*Problem details*:
Output, word for word, every line from the line with "Read out every word on this page." through the final line of the data below.

-- Begin Information shown --

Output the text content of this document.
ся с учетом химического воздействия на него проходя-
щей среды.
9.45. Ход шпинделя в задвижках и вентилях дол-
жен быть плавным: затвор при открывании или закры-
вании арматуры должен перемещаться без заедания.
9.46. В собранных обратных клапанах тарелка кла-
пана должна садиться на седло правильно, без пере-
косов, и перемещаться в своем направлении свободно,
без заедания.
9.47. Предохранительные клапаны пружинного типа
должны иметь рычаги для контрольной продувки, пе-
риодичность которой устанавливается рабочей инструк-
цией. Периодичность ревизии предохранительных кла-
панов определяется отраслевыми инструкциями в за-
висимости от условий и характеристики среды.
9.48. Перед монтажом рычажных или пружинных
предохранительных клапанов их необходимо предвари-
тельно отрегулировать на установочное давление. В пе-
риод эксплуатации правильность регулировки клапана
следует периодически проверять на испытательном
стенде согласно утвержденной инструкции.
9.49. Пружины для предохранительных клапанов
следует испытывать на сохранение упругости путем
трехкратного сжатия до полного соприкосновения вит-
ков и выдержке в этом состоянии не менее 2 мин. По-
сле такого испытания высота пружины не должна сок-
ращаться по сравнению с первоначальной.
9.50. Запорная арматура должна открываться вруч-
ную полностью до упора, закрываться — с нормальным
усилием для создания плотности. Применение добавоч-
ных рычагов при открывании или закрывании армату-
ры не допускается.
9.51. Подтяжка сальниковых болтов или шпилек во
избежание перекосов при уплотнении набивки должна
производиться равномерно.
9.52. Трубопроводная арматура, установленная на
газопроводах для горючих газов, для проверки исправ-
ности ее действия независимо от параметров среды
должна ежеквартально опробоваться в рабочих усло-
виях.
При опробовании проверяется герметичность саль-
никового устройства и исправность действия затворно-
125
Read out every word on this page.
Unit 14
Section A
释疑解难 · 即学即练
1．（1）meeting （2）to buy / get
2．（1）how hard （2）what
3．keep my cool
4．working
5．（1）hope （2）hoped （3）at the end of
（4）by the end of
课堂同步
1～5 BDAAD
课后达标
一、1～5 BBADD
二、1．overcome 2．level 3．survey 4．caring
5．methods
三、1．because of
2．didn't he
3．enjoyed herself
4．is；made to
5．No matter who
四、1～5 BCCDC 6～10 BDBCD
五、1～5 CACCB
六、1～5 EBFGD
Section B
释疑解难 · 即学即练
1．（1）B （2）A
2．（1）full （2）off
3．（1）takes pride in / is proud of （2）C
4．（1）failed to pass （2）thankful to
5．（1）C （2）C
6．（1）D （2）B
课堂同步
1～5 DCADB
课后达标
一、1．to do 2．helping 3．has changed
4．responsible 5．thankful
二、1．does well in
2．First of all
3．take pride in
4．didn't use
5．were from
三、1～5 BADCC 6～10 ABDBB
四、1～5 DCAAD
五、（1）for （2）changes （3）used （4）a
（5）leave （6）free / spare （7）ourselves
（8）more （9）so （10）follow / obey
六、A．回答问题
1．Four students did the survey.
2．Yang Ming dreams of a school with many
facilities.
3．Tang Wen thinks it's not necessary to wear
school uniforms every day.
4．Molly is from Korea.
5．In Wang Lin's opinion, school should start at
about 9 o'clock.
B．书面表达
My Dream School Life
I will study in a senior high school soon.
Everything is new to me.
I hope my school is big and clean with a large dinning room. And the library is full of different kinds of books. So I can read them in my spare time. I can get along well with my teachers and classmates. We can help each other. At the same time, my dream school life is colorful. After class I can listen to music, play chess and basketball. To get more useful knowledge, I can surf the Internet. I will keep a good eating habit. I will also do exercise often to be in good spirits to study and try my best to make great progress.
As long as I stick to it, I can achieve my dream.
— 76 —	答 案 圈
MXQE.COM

-- End Information shown --

*Response below*:
Read out every word on this page.
Unit 14
Section A
释疑解难 · 即学即练
1．（1）meeting （2）to buy / get
2．（1）how hard （2）what
3．keep my cool
4．working
5．（1）hope （2）hoped （3）at the end of
（4）by the end of
课堂同步
1～5 BDAAD
课后达标
一、1～5 BBADD
二、1．overcome 2．level 3．survey 4．caring
5．methods
三、1．because of
2．didn't he
3．enjoyed herself
4．is；made to
5．No matter who
四、1～5 BCCDC 6～10 BDBCD
五、1～5 CACCB
六、1～5 EBFGD
Section B
释疑解难 · 即学即练
1．（1）B （2）A
2．（1）full （2）off
3．（1）takes pride in / is proud of （2）C
4．（1）failed to pass （2）thankful to
5．（1）C （2）C
6．（1）D （2）B
课堂同步
1～5 DCADB
课后达标
一、1．to do 2．helping 3．has changed
4．responsible 5．thankful
二、1．does well in
2．First of all
3．take pride in
4．didn't use
5．were from
三、1～5 BADCC 6～10 ABDBB
四、1～5 DCAAD
五、（1）for （2）changes （3）used （4）a
（5）leave （6）free / spare （7）ourselves
（8）more （9）so （10）follow / obey
六、A．回答问题
1．Four students did the survey.
2．Yang Ming dreams of a school with many
facilities.
3．Tang Wen thinks it's not necessary to wear
school uniforms every day.
4．Molly is from Korea.
5．In Wang Lin's opinion, school should start at
about 9 o'clock.
B．书面表达
My Dream School Life
I will study in a senior high school soon.
Everything is new to me.
I hope my school is big and clean with a large dinning room. And the library is full of different kinds of books. So I can read them in my spare time. I can get along well with my teachers and classmates. We can help each other. At the same time, my dream school life is colorful. After class I can listen to music, play chess and basketball. To get more useful knowledge, I can surf the Internet. I will keep a good eating habit. I will also do exercise often to be in good spirits to study and try my best to make great progress.
As long as I stick to it, I can achieve my dream.
— 76 —	答 案 圈
MXQE.COM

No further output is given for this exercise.